EXERCISE -> Once the pictures are set aside, transcribe the remaining data exactly.

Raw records
====

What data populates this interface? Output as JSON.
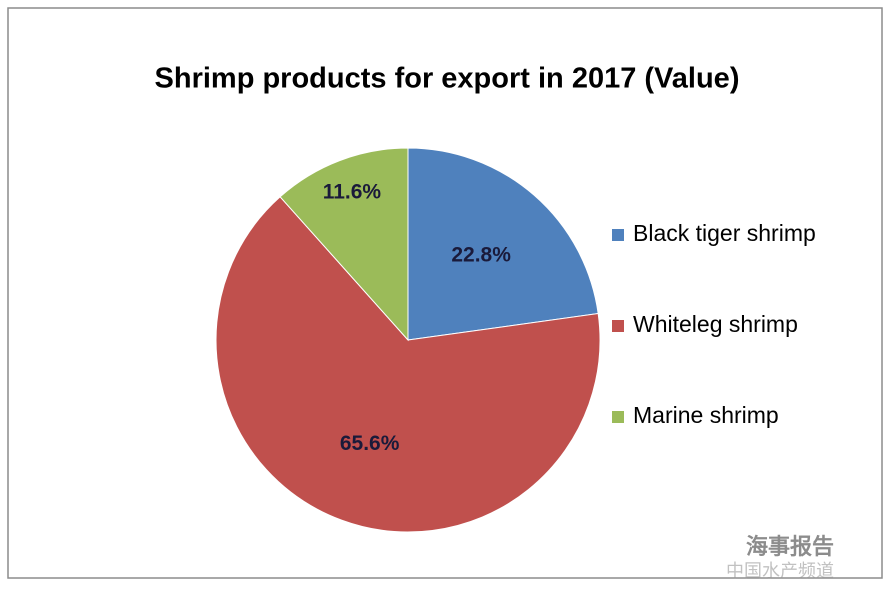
{
  "chart_data": {
    "type": "pie",
    "title": "Shrimp products for export in 2017 (Value)",
    "categories": [
      "Black tiger shrimp",
      "Whiteleg shrimp",
      "Marine shrimp"
    ],
    "values": [
      22.8,
      65.6,
      11.6
    ],
    "value_labels": [
      "22.8%",
      "65.6%",
      "11.6%"
    ],
    "colors": [
      "#4f81bd",
      "#c0504d",
      "#9bbb59"
    ],
    "legend": "right"
  },
  "watermark": {
    "account": "海事报告",
    "site": "中国水产频道"
  }
}
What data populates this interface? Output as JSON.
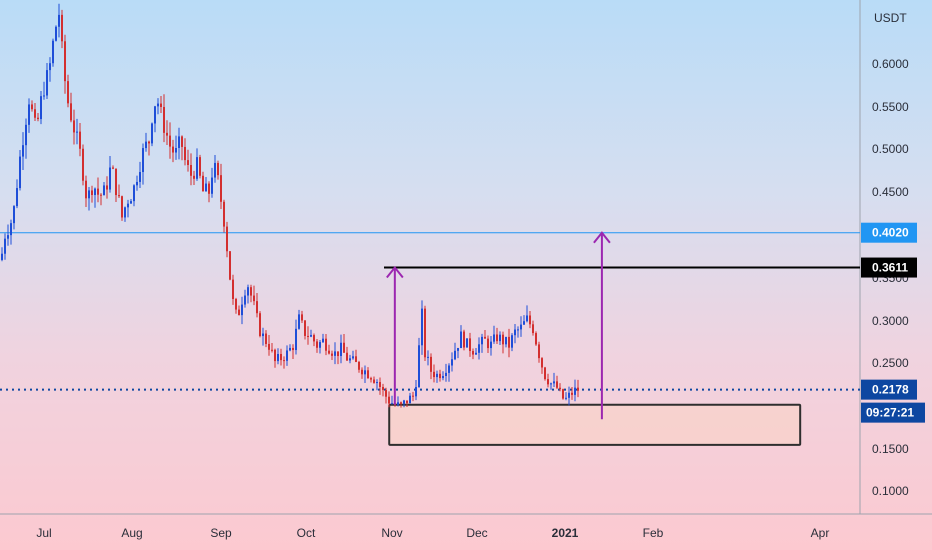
{
  "chart_data": {
    "type": "candlestick",
    "quote_currency": "USDT",
    "y_ticks": [
      "0.6000",
      "0.5500",
      "0.5000",
      "0.4500",
      "0.3500",
      "0.3000",
      "0.2500",
      "0.1500",
      "0.1000"
    ],
    "x_ticks": [
      "Jul",
      "Aug",
      "Sep",
      "Oct",
      "Nov",
      "Dec",
      "2021",
      "Feb",
      "Apr"
    ],
    "ylim": [
      0.05,
      0.65
    ],
    "price_path": [
      [
        0,
        0.37
      ],
      [
        4,
        0.4
      ],
      [
        12,
        0.42
      ],
      [
        20,
        0.5
      ],
      [
        28,
        0.56
      ],
      [
        35,
        0.52
      ],
      [
        42,
        0.57
      ],
      [
        48,
        0.59
      ],
      [
        54,
        0.64
      ],
      [
        58,
        0.66
      ],
      [
        62,
        0.6
      ],
      [
        66,
        0.56
      ],
      [
        70,
        0.54
      ],
      [
        76,
        0.51
      ],
      [
        80,
        0.49
      ],
      [
        86,
        0.44
      ],
      [
        92,
        0.46
      ],
      [
        98,
        0.445
      ],
      [
        104,
        0.45
      ],
      [
        110,
        0.48
      ],
      [
        116,
        0.45
      ],
      [
        121,
        0.42
      ],
      [
        126,
        0.44
      ],
      [
        132,
        0.45
      ],
      [
        138,
        0.48
      ],
      [
        143,
        0.5
      ],
      [
        148,
        0.51
      ],
      [
        152,
        0.55
      ],
      [
        156,
        0.56
      ],
      [
        160,
        0.54
      ],
      [
        165,
        0.52
      ],
      [
        170,
        0.5
      ],
      [
        175,
        0.495
      ],
      [
        180,
        0.51
      ],
      [
        185,
        0.48
      ],
      [
        190,
        0.47
      ],
      [
        196,
        0.48
      ],
      [
        202,
        0.45
      ],
      [
        208,
        0.45
      ],
      [
        212,
        0.48
      ],
      [
        216,
        0.47
      ],
      [
        220,
        0.44
      ],
      [
        224,
        0.41
      ],
      [
        228,
        0.36
      ],
      [
        232,
        0.32
      ],
      [
        236,
        0.3
      ],
      [
        240,
        0.32
      ],
      [
        246,
        0.345
      ],
      [
        252,
        0.32
      ],
      [
        258,
        0.29
      ],
      [
        262,
        0.28
      ],
      [
        268,
        0.27
      ],
      [
        274,
        0.25
      ],
      [
        280,
        0.255
      ],
      [
        286,
        0.26
      ],
      [
        292,
        0.27
      ],
      [
        298,
        0.3
      ],
      [
        304,
        0.285
      ],
      [
        310,
        0.28
      ],
      [
        316,
        0.27
      ],
      [
        322,
        0.275
      ],
      [
        328,
        0.268
      ],
      [
        334,
        0.26
      ],
      [
        340,
        0.265
      ],
      [
        346,
        0.255
      ],
      [
        352,
        0.25
      ],
      [
        358,
        0.245
      ],
      [
        364,
        0.24
      ],
      [
        370,
        0.235
      ],
      [
        376,
        0.228
      ],
      [
        382,
        0.215
      ],
      [
        388,
        0.205
      ],
      [
        394,
        0.2
      ],
      [
        400,
        0.198
      ],
      [
        406,
        0.205
      ],
      [
        412,
        0.21
      ],
      [
        417,
        0.24
      ],
      [
        420,
        0.32
      ],
      [
        424,
        0.26
      ],
      [
        430,
        0.24
      ],
      [
        436,
        0.235
      ],
      [
        442,
        0.24
      ],
      [
        448,
        0.25
      ],
      [
        454,
        0.265
      ],
      [
        460,
        0.28
      ],
      [
        466,
        0.27
      ],
      [
        472,
        0.265
      ],
      [
        478,
        0.27
      ],
      [
        484,
        0.275
      ],
      [
        490,
        0.27
      ],
      [
        496,
        0.28
      ],
      [
        502,
        0.275
      ],
      [
        508,
        0.27
      ],
      [
        514,
        0.285
      ],
      [
        520,
        0.29
      ],
      [
        526,
        0.3
      ],
      [
        532,
        0.29
      ],
      [
        536,
        0.27
      ],
      [
        540,
        0.25
      ],
      [
        544,
        0.235
      ],
      [
        550,
        0.225
      ],
      [
        556,
        0.22
      ],
      [
        560,
        0.21
      ],
      [
        564,
        0.205
      ],
      [
        568,
        0.21
      ],
      [
        572,
        0.215
      ],
      [
        576,
        0.218
      ],
      [
        580,
        0.218
      ]
    ],
    "resistance_level": 0.3611,
    "horizontal_line": 0.402,
    "current_price": 0.2178,
    "support_zone": {
      "from_date": "Oct 31, 2020",
      "to_date": "Mar 25, 2021",
      "low": 0.153,
      "high": 0.2
    },
    "arrows": [
      {
        "x_date": "Nov 2, 2020",
        "from": 0.2,
        "to": 0.3611
      },
      {
        "x_date": "Jan 14, 2021",
        "from": 0.183,
        "to": 0.402
      }
    ],
    "price_labels": [
      {
        "text": "0.4020",
        "color": "#2196f3"
      },
      {
        "text": "0.3611",
        "color": "#000000"
      },
      {
        "text": "0.2178",
        "color": "#0d47a1"
      },
      {
        "text": "09:27:21",
        "color": "#0d47a1"
      }
    ]
  }
}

====

SOLUTION TO THE EXERCISE ->
What data populates this interface? Output as JSON.
{
  "chart_data": {
    "type": "pie",
    "title": "Shrimp products for export in 2017 (Value)",
    "categories": [
      "Black tiger shrimp",
      "Whiteleg shrimp",
      "Marine shrimp"
    ],
    "values": [
      22.8,
      65.6,
      11.6
    ],
    "value_labels": [
      "22.8%",
      "65.6%",
      "11.6%"
    ],
    "colors": [
      "#4f81bd",
      "#c0504d",
      "#9bbb59"
    ],
    "legend": "right"
  },
  "watermark": {
    "account": "海事报告",
    "site": "中国水产频道"
  }
}
What data populates this interface? Output as JSON.
{
  "chart_data": {
    "type": "candlestick",
    "quote_currency": "USDT",
    "y_ticks": [
      "0.6000",
      "0.5500",
      "0.5000",
      "0.4500",
      "0.3500",
      "0.3000",
      "0.2500",
      "0.1500",
      "0.1000"
    ],
    "x_ticks": [
      "Jul",
      "Aug",
      "Sep",
      "Oct",
      "Nov",
      "Dec",
      "2021",
      "Feb",
      "Apr"
    ],
    "ylim": [
      0.05,
      0.65
    ],
    "price_path": [
      [
        0,
        0.37
      ],
      [
        4,
        0.4
      ],
      [
        12,
        0.42
      ],
      [
        20,
        0.5
      ],
      [
        28,
        0.56
      ],
      [
        35,
        0.52
      ],
      [
        42,
        0.57
      ],
      [
        48,
        0.59
      ],
      [
        54,
        0.64
      ],
      [
        58,
        0.66
      ],
      [
        62,
        0.6
      ],
      [
        66,
        0.56
      ],
      [
        70,
        0.54
      ],
      [
        76,
        0.51
      ],
      [
        80,
        0.49
      ],
      [
        86,
        0.44
      ],
      [
        92,
        0.46
      ],
      [
        98,
        0.445
      ],
      [
        104,
        0.45
      ],
      [
        110,
        0.48
      ],
      [
        116,
        0.45
      ],
      [
        121,
        0.42
      ],
      [
        126,
        0.44
      ],
      [
        132,
        0.45
      ],
      [
        138,
        0.48
      ],
      [
        143,
        0.5
      ],
      [
        148,
        0.51
      ],
      [
        152,
        0.55
      ],
      [
        156,
        0.56
      ],
      [
        160,
        0.54
      ],
      [
        165,
        0.52
      ],
      [
        170,
        0.5
      ],
      [
        175,
        0.495
      ],
      [
        180,
        0.51
      ],
      [
        185,
        0.48
      ],
      [
        190,
        0.47
      ],
      [
        196,
        0.48
      ],
      [
        202,
        0.45
      ],
      [
        208,
        0.45
      ],
      [
        212,
        0.48
      ],
      [
        216,
        0.47
      ],
      [
        220,
        0.44
      ],
      [
        224,
        0.41
      ],
      [
        228,
        0.36
      ],
      [
        232,
        0.32
      ],
      [
        236,
        0.3
      ],
      [
        240,
        0.32
      ],
      [
        246,
        0.345
      ],
      [
        252,
        0.32
      ],
      [
        258,
        0.29
      ],
      [
        262,
        0.28
      ],
      [
        268,
        0.27
      ],
      [
        274,
        0.25
      ],
      [
        280,
        0.255
      ],
      [
        286,
        0.26
      ],
      [
        292,
        0.27
      ],
      [
        298,
        0.3
      ],
      [
        304,
        0.285
      ],
      [
        310,
        0.28
      ],
      [
        316,
        0.27
      ],
      [
        322,
        0.275
      ],
      [
        328,
        0.268
      ],
      [
        334,
        0.26
      ],
      [
        340,
        0.265
      ],
      [
        346,
        0.255
      ],
      [
        352,
        0.25
      ],
      [
        358,
        0.245
      ],
      [
        364,
        0.24
      ],
      [
        370,
        0.235
      ],
      [
        376,
        0.228
      ],
      [
        382,
        0.215
      ],
      [
        388,
        0.205
      ],
      [
        394,
        0.2
      ],
      [
        400,
        0.198
      ],
      [
        406,
        0.205
      ],
      [
        412,
        0.21
      ],
      [
        417,
        0.24
      ],
      [
        420,
        0.32
      ],
      [
        424,
        0.26
      ],
      [
        430,
        0.24
      ],
      [
        436,
        0.235
      ],
      [
        442,
        0.24
      ],
      [
        448,
        0.25
      ],
      [
        454,
        0.265
      ],
      [
        460,
        0.28
      ],
      [
        466,
        0.27
      ],
      [
        472,
        0.265
      ],
      [
        478,
        0.27
      ],
      [
        484,
        0.275
      ],
      [
        490,
        0.27
      ],
      [
        496,
        0.28
      ],
      [
        502,
        0.275
      ],
      [
        508,
        0.27
      ],
      [
        514,
        0.285
      ],
      [
        520,
        0.29
      ],
      [
        526,
        0.3
      ],
      [
        532,
        0.29
      ],
      [
        536,
        0.27
      ],
      [
        540,
        0.25
      ],
      [
        544,
        0.235
      ],
      [
        550,
        0.225
      ],
      [
        556,
        0.22
      ],
      [
        560,
        0.21
      ],
      [
        564,
        0.205
      ],
      [
        568,
        0.21
      ],
      [
        572,
        0.215
      ],
      [
        576,
        0.218
      ],
      [
        580,
        0.218
      ]
    ],
    "resistance_level": 0.3611,
    "horizontal_line": 0.402,
    "current_price": 0.2178,
    "support_zone": {
      "from_date": "Oct 31, 2020",
      "to_date": "Mar 25, 2021",
      "low": 0.153,
      "high": 0.2
    },
    "arrows": [
      {
        "x_date": "Nov 2, 2020",
        "from": 0.2,
        "to": 0.3611
      },
      {
        "x_date": "Jan 14, 2021",
        "from": 0.183,
        "to": 0.402
      }
    ],
    "price_labels": [
      {
        "text": "0.4020",
        "color": "#2196f3"
      },
      {
        "text": "0.3611",
        "color": "#000000"
      },
      {
        "text": "0.2178",
        "color": "#0d47a1"
      },
      {
        "text": "09:27:21",
        "color": "#0d47a1"
      }
    ]
  }
}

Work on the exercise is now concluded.